→ **Prompt**
Print out the data exactly, keeping every image out of it.

· · · ·

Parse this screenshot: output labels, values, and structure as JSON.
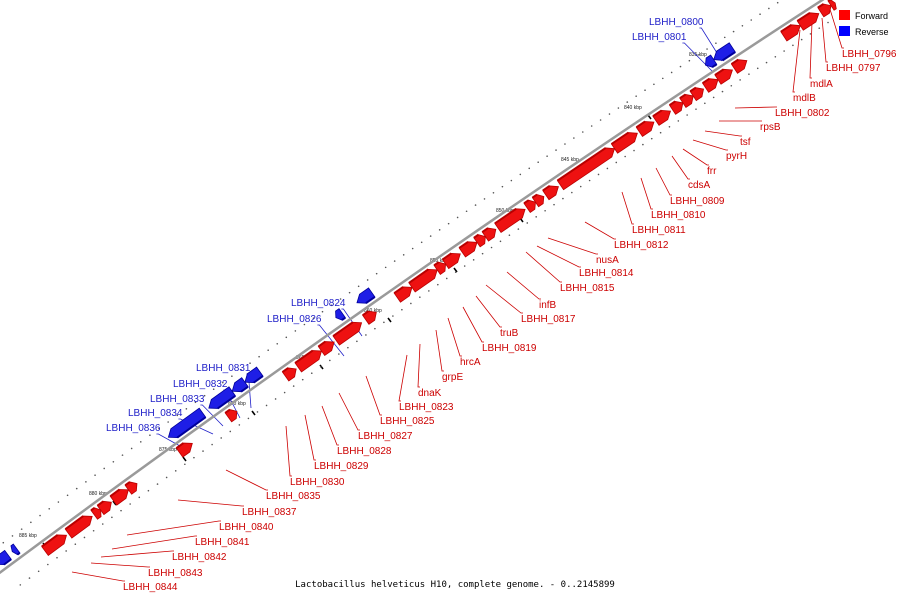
{
  "caption": "Lactobacillus helveticus H10, complete genome. - 0..2145899",
  "legend": {
    "items": [
      {
        "label": "Forward",
        "color": "#ff0000"
      },
      {
        "label": "Reverse",
        "color": "#0000ff"
      }
    ]
  },
  "colors": {
    "forward_fill": "#ee1111",
    "forward_dark": "#b80000",
    "forward_text": "#cc0000",
    "reverse_fill": "#1e1ee6",
    "reverse_dark": "#00009a",
    "reverse_text": "#2020c8",
    "backbone": "#9a9a9a"
  },
  "map": {
    "kbp_ticks": [
      "835 kbp",
      "840 kbp",
      "845 kbp",
      "850 kbp",
      "855 kbp",
      "860 kbp",
      "865 kbp",
      "870 kbp",
      "875 kbp",
      "880 kbp",
      "885 kbp"
    ],
    "forward_labels": [
      "LBHH_0796",
      "LBHH_0797",
      "mdlA",
      "mdlB",
      "LBHH_0802",
      "rpsB",
      "tsf",
      "pyrH",
      "frr",
      "cdsA",
      "LBHH_0809",
      "LBHH_0810",
      "LBHH_0811",
      "LBHH_0812",
      "nusA",
      "LBHH_0814",
      "LBHH_0815",
      "infB",
      "LBHH_0817",
      "truB",
      "LBHH_0819",
      "hrcA",
      "grpE",
      "dnaK",
      "LBHH_0823",
      "LBHH_0825",
      "LBHH_0827",
      "LBHH_0828",
      "LBHH_0829",
      "LBHH_0830",
      "LBHH_0835",
      "LBHH_0837",
      "LBHH_0840",
      "LBHH_0841",
      "LBHH_0842",
      "LBHH_0843",
      "LBHH_0844"
    ],
    "reverse_labels": [
      "LBHH_0800",
      "LBHH_0801",
      "LBHH_0824",
      "LBHH_0826",
      "LBHH_0831",
      "LBHH_0832",
      "LBHH_0833",
      "LBHH_0834",
      "LBHH_0836"
    ]
  }
}
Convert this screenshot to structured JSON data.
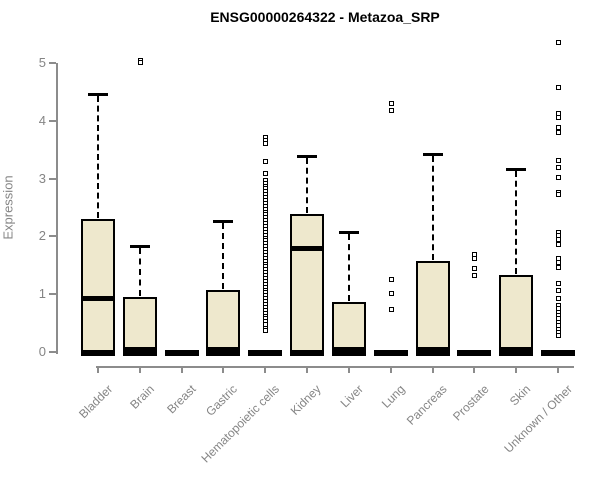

· · · ·

→ **Problem solution**
Parse this screenshot: output labels, values, and structure as JSON.
{
  "caption": "Lactobacillus helveticus H10, complete genome. - 0..2145899",
  "legend": {
    "items": [
      {
        "label": "Forward",
        "color": "#ff0000"
      },
      {
        "label": "Reverse",
        "color": "#0000ff"
      }
    ]
  },
  "colors": {
    "forward_fill": "#ee1111",
    "forward_dark": "#b80000",
    "forward_text": "#cc0000",
    "reverse_fill": "#1e1ee6",
    "reverse_dark": "#00009a",
    "reverse_text": "#2020c8",
    "backbone": "#9a9a9a"
  },
  "map": {
    "kbp_ticks": [
      "835 kbp",
      "840 kbp",
      "845 kbp",
      "850 kbp",
      "855 kbp",
      "860 kbp",
      "865 kbp",
      "870 kbp",
      "875 kbp",
      "880 kbp",
      "885 kbp"
    ],
    "forward_labels": [
      "LBHH_0796",
      "LBHH_0797",
      "mdlA",
      "mdlB",
      "LBHH_0802",
      "rpsB",
      "tsf",
      "pyrH",
      "frr",
      "cdsA",
      "LBHH_0809",
      "LBHH_0810",
      "LBHH_0811",
      "LBHH_0812",
      "nusA",
      "LBHH_0814",
      "LBHH_0815",
      "infB",
      "LBHH_0817",
      "truB",
      "LBHH_0819",
      "hrcA",
      "grpE",
      "dnaK",
      "LBHH_0823",
      "LBHH_0825",
      "LBHH_0827",
      "LBHH_0828",
      "LBHH_0829",
      "LBHH_0830",
      "LBHH_0835",
      "LBHH_0837",
      "LBHH_0840",
      "LBHH_0841",
      "LBHH_0842",
      "LBHH_0843",
      "LBHH_0844"
    ],
    "reverse_labels": [
      "LBHH_0800",
      "LBHH_0801",
      "LBHH_0824",
      "LBHH_0826",
      "LBHH_0831",
      "LBHH_0832",
      "LBHH_0833",
      "LBHH_0834",
      "LBHH_0836"
    ]
  }
}
Convert this screenshot to structured JSON data.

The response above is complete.